• **AIM**: Show all lines of the listing that hold the word "color".

# START OF RECORDED INFORMATION

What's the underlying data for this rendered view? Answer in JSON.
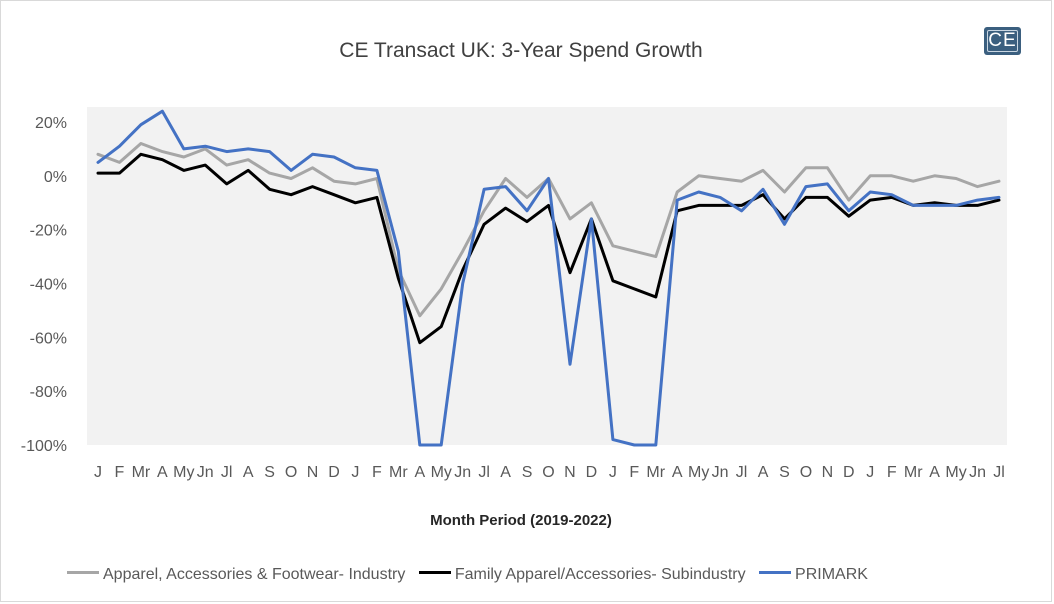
{
  "chart_data": {
    "type": "line",
    "title": "CE Transact UK: 3-Year Spend Growth",
    "xlabel": "Month Period (2019-2022)",
    "ylabel": "",
    "ylim": [
      -100,
      20
    ],
    "yticks": [
      "20%",
      "0%",
      "-20%",
      "-40%",
      "-60%",
      "-80%",
      "-100%"
    ],
    "ytick_values": [
      20,
      0,
      -20,
      -40,
      -60,
      -80,
      -100
    ],
    "grid": false,
    "legend_position": "bottom",
    "categories": [
      "J",
      "F",
      "Mr",
      "A",
      "My",
      "Jn",
      "Jl",
      "A",
      "S",
      "O",
      "N",
      "D",
      "J",
      "F",
      "Mr",
      "A",
      "My",
      "Jn",
      "Jl",
      "A",
      "S",
      "O",
      "N",
      "D",
      "J",
      "F",
      "Mr",
      "A",
      "My",
      "Jn",
      "Jl",
      "A",
      "S",
      "O",
      "N",
      "D",
      "J",
      "F",
      "Mr",
      "A",
      "My",
      "Jn",
      "Jl"
    ],
    "series": [
      {
        "name": "Apparel, Accessories & Footwear- Industry",
        "color": "#a6a6a6",
        "values": [
          8,
          5,
          12,
          9,
          7,
          10,
          4,
          6,
          1,
          -1,
          3,
          -2,
          -3,
          -1,
          -35,
          -52,
          -42,
          -28,
          -13,
          -1,
          -8,
          -1,
          -16,
          -10,
          -26,
          -28,
          -30,
          -6,
          0,
          -1,
          -2,
          2,
          -6,
          3,
          3,
          -9,
          0,
          0,
          -2,
          0,
          -1,
          -4,
          -2
        ]
      },
      {
        "name": "Family Apparel/Accessories- Subindustry",
        "color": "#000000",
        "values": [
          1,
          1,
          8,
          6,
          2,
          4,
          -3,
          2,
          -5,
          -7,
          -4,
          -7,
          -10,
          -8,
          -38,
          -62,
          -56,
          -35,
          -18,
          -12,
          -17,
          -11,
          -36,
          -16,
          -39,
          -42,
          -45,
          -13,
          -11,
          -11,
          -11,
          -7,
          -16,
          -8,
          -8,
          -15,
          -9,
          -8,
          -11,
          -10,
          -11,
          -11,
          -9
        ]
      },
      {
        "name": "PRIMARK",
        "color": "#4472c4",
        "values": [
          5,
          11,
          19,
          24,
          10,
          11,
          9,
          10,
          9,
          2,
          8,
          7,
          3,
          2,
          -28,
          -100,
          -100,
          -40,
          -5,
          -4,
          -13,
          -1,
          -70,
          -16,
          -98,
          -100,
          -100,
          -9,
          -6,
          -8,
          -13,
          -5,
          -18,
          -4,
          -3,
          -13,
          -6,
          -7,
          -11,
          -11,
          -11,
          -9,
          -8
        ]
      }
    ]
  },
  "branding": {
    "logo_text": "CE"
  }
}
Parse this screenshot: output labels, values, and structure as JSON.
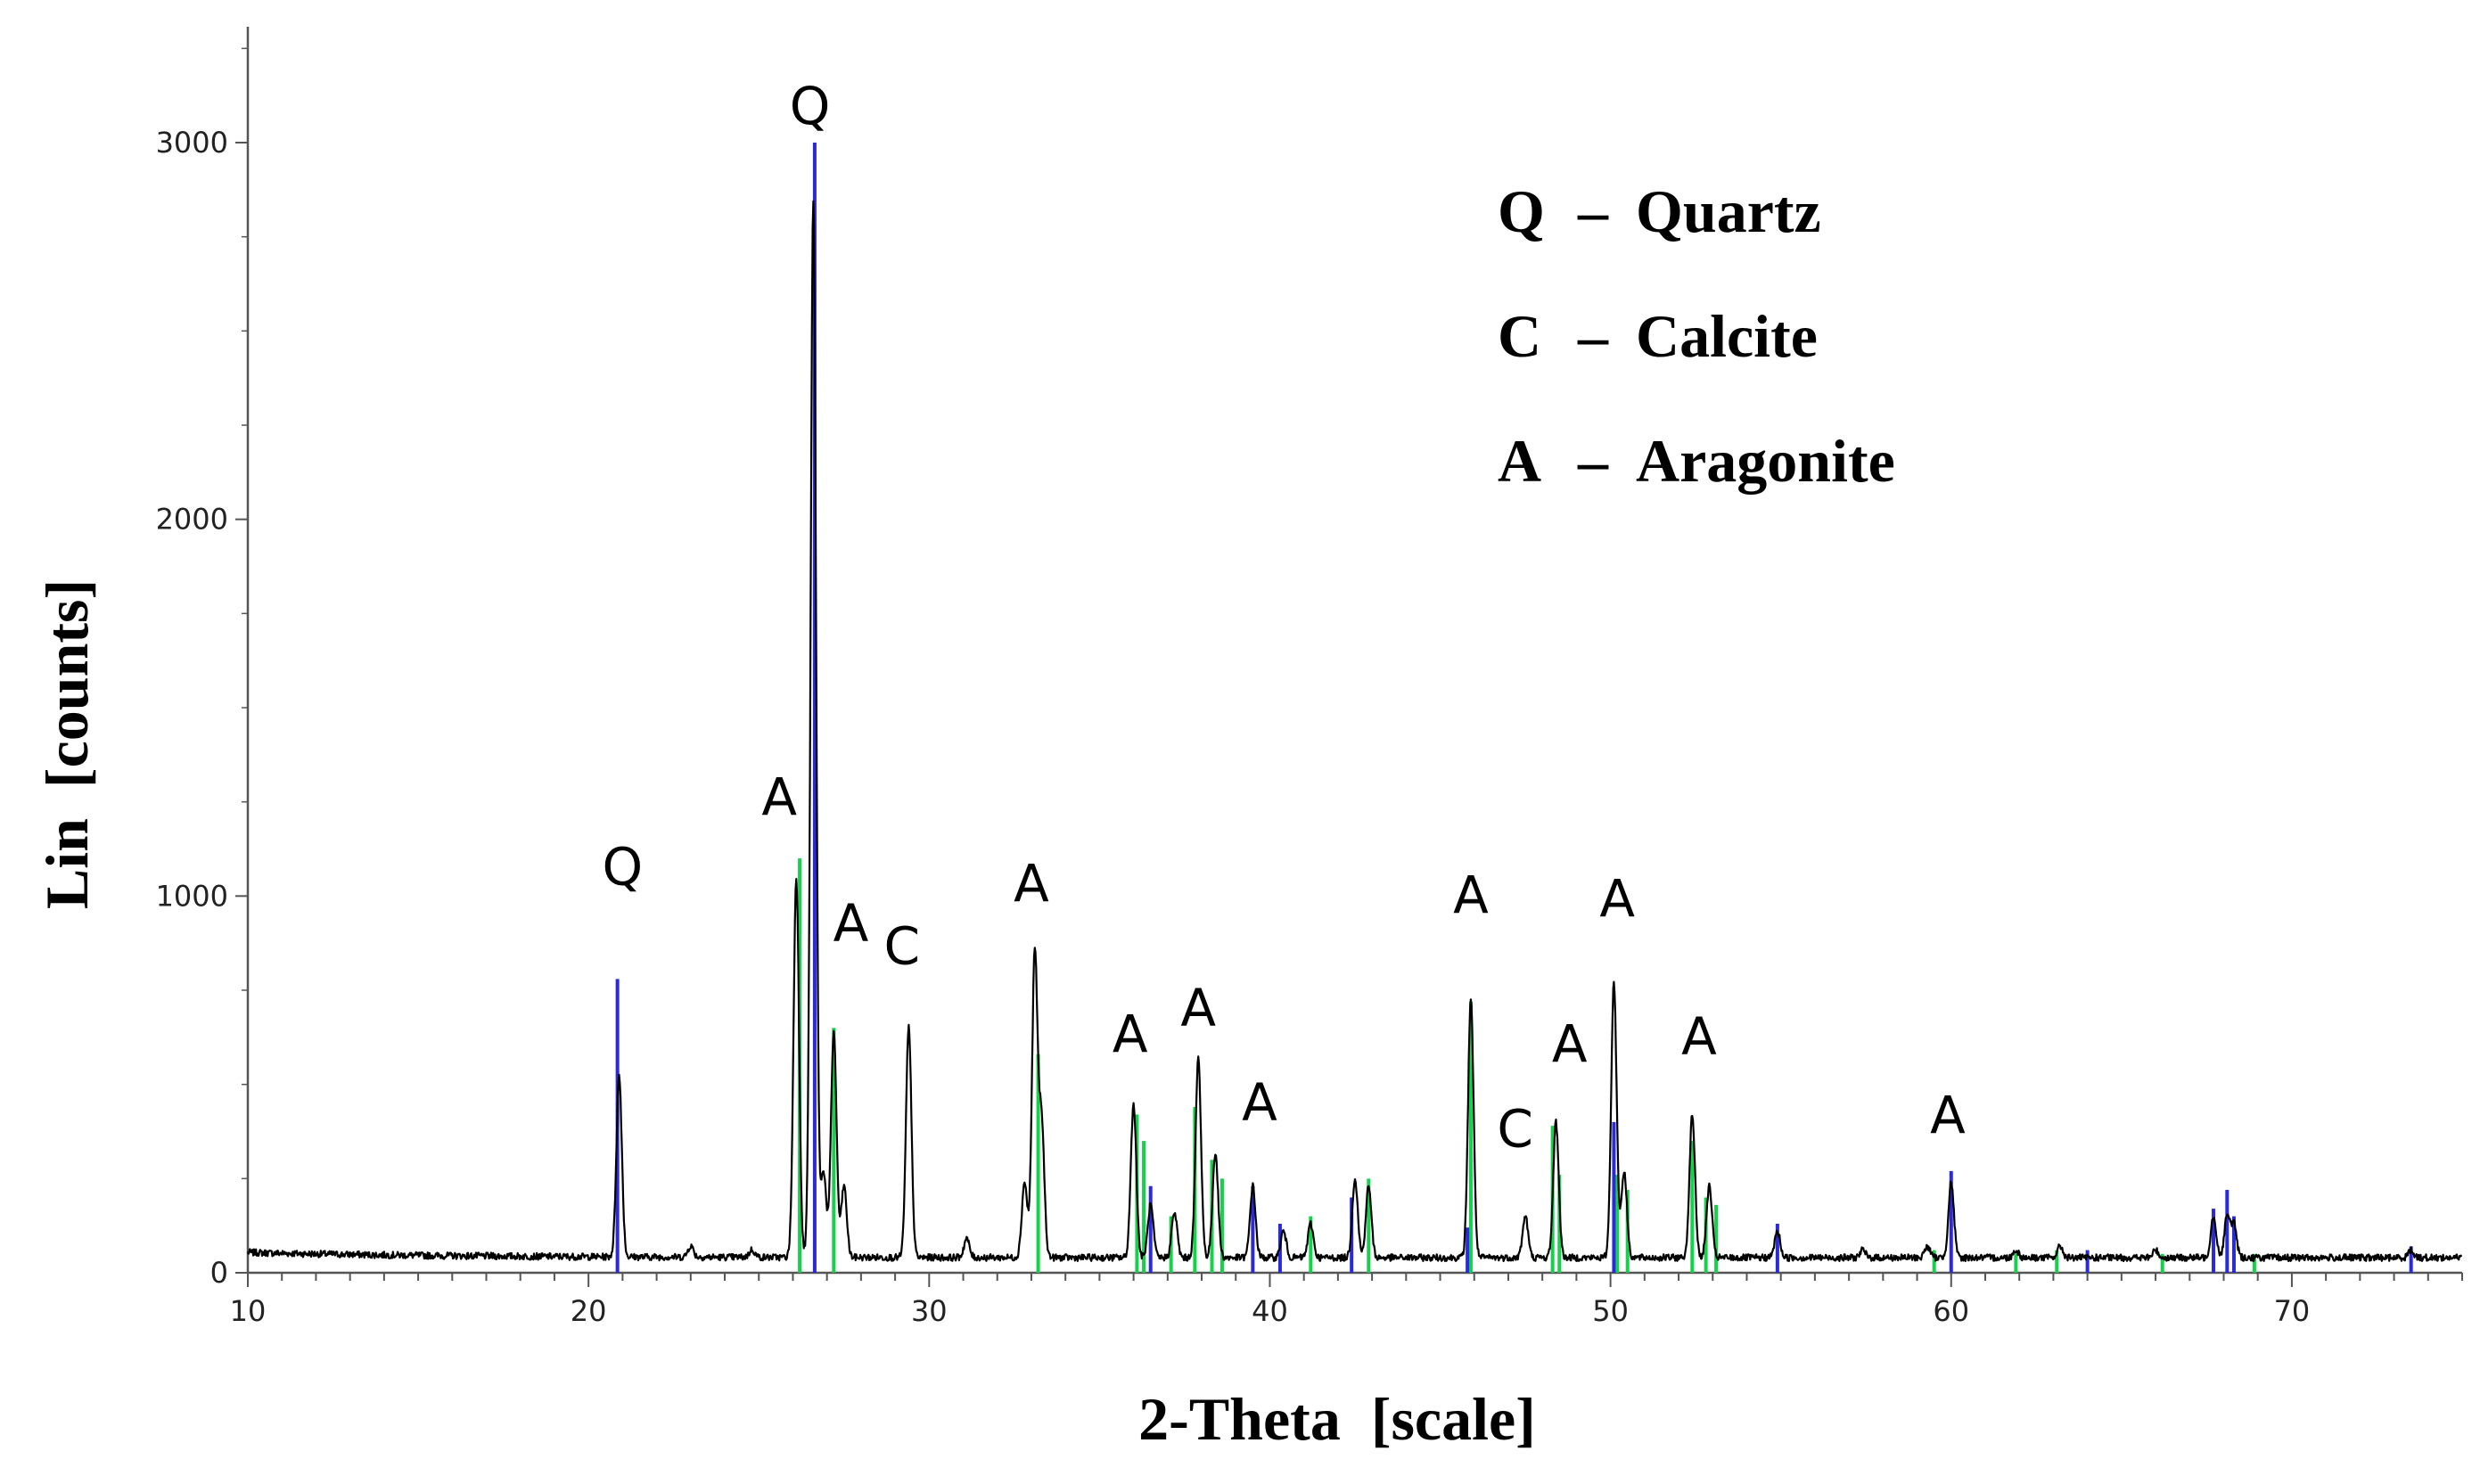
{
  "chart_data": {
    "type": "line",
    "xlabel": "2-Theta  [scale]",
    "ylabel": "Lin  [counts]",
    "xlim": [
      10,
      75
    ],
    "ylim": [
      0,
      3300
    ],
    "x_ticks": [
      10,
      20,
      30,
      40,
      50,
      60,
      70
    ],
    "y_ticks": [
      0,
      1000,
      2000,
      3000
    ],
    "minor_x_step": 1,
    "baseline": 40,
    "series": [
      {
        "color": "#000000",
        "style": "line",
        "peaks": [
          [
            20.9,
            520
          ],
          [
            23.0,
            70
          ],
          [
            24.8,
            60
          ],
          [
            26.1,
            1050
          ],
          [
            26.6,
            2850
          ],
          [
            26.9,
            270
          ],
          [
            27.2,
            640
          ],
          [
            27.5,
            230
          ],
          [
            29.4,
            650
          ],
          [
            31.1,
            90
          ],
          [
            32.8,
            240
          ],
          [
            33.1,
            850
          ],
          [
            33.3,
            400
          ],
          [
            36.0,
            450
          ],
          [
            36.5,
            180
          ],
          [
            37.2,
            160
          ],
          [
            37.9,
            570
          ],
          [
            38.4,
            320
          ],
          [
            39.5,
            230
          ],
          [
            40.4,
            110
          ],
          [
            41.2,
            130
          ],
          [
            42.5,
            250
          ],
          [
            42.9,
            230
          ],
          [
            45.9,
            730
          ],
          [
            47.5,
            150
          ],
          [
            48.4,
            400
          ],
          [
            50.1,
            770
          ],
          [
            50.4,
            270
          ],
          [
            52.4,
            420
          ],
          [
            52.9,
            230
          ],
          [
            54.9,
            110
          ],
          [
            57.4,
            60
          ],
          [
            59.3,
            70
          ],
          [
            60.0,
            240
          ],
          [
            61.9,
            60
          ],
          [
            63.2,
            70
          ],
          [
            66.0,
            60
          ],
          [
            67.7,
            150
          ],
          [
            68.1,
            150
          ],
          [
            68.3,
            130
          ],
          [
            73.5,
            60
          ]
        ]
      },
      {
        "color": "#2a2ad8",
        "style": "sticks",
        "sticks": [
          [
            20.85,
            780
          ],
          [
            26.64,
            3000
          ],
          [
            36.5,
            230
          ],
          [
            39.5,
            230
          ],
          [
            40.3,
            130
          ],
          [
            42.4,
            200
          ],
          [
            45.8,
            120
          ],
          [
            50.1,
            400
          ],
          [
            54.9,
            130
          ],
          [
            60.0,
            270
          ],
          [
            64.0,
            60
          ],
          [
            67.7,
            170
          ],
          [
            68.1,
            220
          ],
          [
            68.3,
            150
          ],
          [
            73.5,
            70
          ]
        ]
      },
      {
        "color": "#16d24a",
        "style": "sticks",
        "sticks": [
          [
            26.2,
            1100
          ],
          [
            27.2,
            650
          ],
          [
            33.2,
            580
          ],
          [
            36.1,
            420
          ],
          [
            36.3,
            350
          ],
          [
            37.1,
            150
          ],
          [
            37.8,
            440
          ],
          [
            38.3,
            300
          ],
          [
            38.6,
            250
          ],
          [
            41.2,
            150
          ],
          [
            42.9,
            250
          ],
          [
            45.9,
            720
          ],
          [
            48.3,
            390
          ],
          [
            48.5,
            260
          ],
          [
            50.2,
            260
          ],
          [
            50.5,
            220
          ],
          [
            52.4,
            350
          ],
          [
            52.8,
            200
          ],
          [
            53.1,
            180
          ],
          [
            59.5,
            60
          ],
          [
            61.9,
            50
          ],
          [
            63.1,
            60
          ],
          [
            66.2,
            50
          ],
          [
            68.9,
            50
          ]
        ]
      }
    ],
    "annotations": [
      {
        "text": "Q",
        "x": 21.0,
        "y": 1030
      },
      {
        "text": "A",
        "x": 25.6,
        "y": 1215
      },
      {
        "text": "Q",
        "x": 26.5,
        "y": 3050
      },
      {
        "text": "A",
        "x": 27.7,
        "y": 880
      },
      {
        "text": "C",
        "x": 29.2,
        "y": 820
      },
      {
        "text": "A",
        "x": 33.0,
        "y": 985
      },
      {
        "text": "A",
        "x": 35.9,
        "y": 585
      },
      {
        "text": "A",
        "x": 37.9,
        "y": 655
      },
      {
        "text": "A",
        "x": 39.7,
        "y": 405
      },
      {
        "text": "A",
        "x": 45.9,
        "y": 955
      },
      {
        "text": "C",
        "x": 47.2,
        "y": 335
      },
      {
        "text": "A",
        "x": 48.8,
        "y": 560
      },
      {
        "text": "A",
        "x": 50.2,
        "y": 945
      },
      {
        "text": "A",
        "x": 52.6,
        "y": 580
      },
      {
        "text": "A",
        "x": 59.9,
        "y": 370
      }
    ],
    "legend": {
      "placement": "top-right",
      "entries": [
        {
          "symbol": "Q",
          "dash": "–",
          "name": "Quartz"
        },
        {
          "symbol": "C",
          "dash": "–",
          "name": "Calcite"
        },
        {
          "symbol": "A",
          "dash": "–",
          "name": "Aragonite"
        }
      ]
    }
  }
}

# END OF RECORDED INFORMATION

• **FINAL RESULT**:
        "color": "#a6a6a6",
        "color": "#000000",
        "color": "#4472c4",
        "color": "#000000",
        "color": "#2a2ad8",
        "color": "#16d24a",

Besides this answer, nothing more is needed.